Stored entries
----
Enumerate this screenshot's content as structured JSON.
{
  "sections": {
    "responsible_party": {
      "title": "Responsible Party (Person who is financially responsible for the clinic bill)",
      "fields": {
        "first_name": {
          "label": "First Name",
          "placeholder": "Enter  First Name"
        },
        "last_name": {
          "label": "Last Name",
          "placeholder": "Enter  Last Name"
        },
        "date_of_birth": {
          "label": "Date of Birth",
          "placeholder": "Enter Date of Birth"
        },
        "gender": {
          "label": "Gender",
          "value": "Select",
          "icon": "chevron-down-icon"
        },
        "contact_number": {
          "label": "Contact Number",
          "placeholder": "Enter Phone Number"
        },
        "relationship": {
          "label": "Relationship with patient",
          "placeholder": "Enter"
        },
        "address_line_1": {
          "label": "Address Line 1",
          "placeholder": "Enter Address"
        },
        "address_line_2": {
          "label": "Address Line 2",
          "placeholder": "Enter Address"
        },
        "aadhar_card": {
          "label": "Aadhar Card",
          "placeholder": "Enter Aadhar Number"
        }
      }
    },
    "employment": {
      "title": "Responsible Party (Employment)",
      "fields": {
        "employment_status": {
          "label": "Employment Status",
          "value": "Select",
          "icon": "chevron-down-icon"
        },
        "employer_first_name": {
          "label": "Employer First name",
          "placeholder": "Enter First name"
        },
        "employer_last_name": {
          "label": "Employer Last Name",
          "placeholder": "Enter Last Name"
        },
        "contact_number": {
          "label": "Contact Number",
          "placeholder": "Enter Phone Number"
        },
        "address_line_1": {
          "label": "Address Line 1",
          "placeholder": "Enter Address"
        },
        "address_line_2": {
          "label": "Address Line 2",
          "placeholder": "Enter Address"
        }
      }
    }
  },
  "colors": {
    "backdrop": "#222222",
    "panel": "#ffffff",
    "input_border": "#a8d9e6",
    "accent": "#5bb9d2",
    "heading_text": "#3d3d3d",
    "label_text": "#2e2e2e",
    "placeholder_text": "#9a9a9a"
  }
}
----
* [WHAT TO WORK ON]:
Retype the material in full. Each word must match.

* [PROBLEM SOLUTION]:
Enumerate this screenshot's content as structured JSON.
{
  "sections": {
    "responsible_party": {
      "title": "Responsible Party (Person who is financially responsible for the clinic bill)",
      "fields": {
        "first_name": {
          "label": "First Name",
          "placeholder": "Enter  First Name"
        },
        "last_name": {
          "label": "Last Name",
          "placeholder": "Enter  Last Name"
        },
        "date_of_birth": {
          "label": "Date of Birth",
          "placeholder": "Enter Date of Birth"
        },
        "gender": {
          "label": "Gender",
          "value": "Select",
          "icon": "chevron-down-icon"
        },
        "contact_number": {
          "label": "Contact Number",
          "placeholder": "Enter Phone Number"
        },
        "relationship": {
          "label": "Relationship with patient",
          "placeholder": "Enter"
        },
        "address_line_1": {
          "label": "Address Line 1",
          "placeholder": "Enter Address"
        },
        "address_line_2": {
          "label": "Address Line 2",
          "placeholder": "Enter Address"
        },
        "aadhar_card": {
          "label": "Aadhar Card",
          "placeholder": "Enter Aadhar Number"
        }
      }
    },
    "employment": {
      "title": "Responsible Party (Employment)",
      "fields": {
        "employment_status": {
          "label": "Employment Status",
          "value": "Select",
          "icon": "chevron-down-icon"
        },
        "employer_first_name": {
          "label": "Employer First name",
          "placeholder": "Enter First name"
        },
        "employer_last_name": {
          "label": "Employer Last Name",
          "placeholder": "Enter Last Name"
        },
        "contact_number": {
          "label": "Contact Number",
          "placeholder": "Enter Phone Number"
        },
        "address_line_1": {
          "label": "Address Line 1",
          "placeholder": "Enter Address"
        },
        "address_line_2": {
          "label": "Address Line 2",
          "placeholder": "Enter Address"
        }
      }
    }
  },
  "colors": {
    "backdrop": "#222222",
    "panel": "#ffffff",
    "input_border": "#a8d9e6",
    "accent": "#5bb9d2",
    "heading_text": "#3d3d3d",
    "label_text": "#2e2e2e",
    "placeholder_text": "#9a9a9a"
  }
}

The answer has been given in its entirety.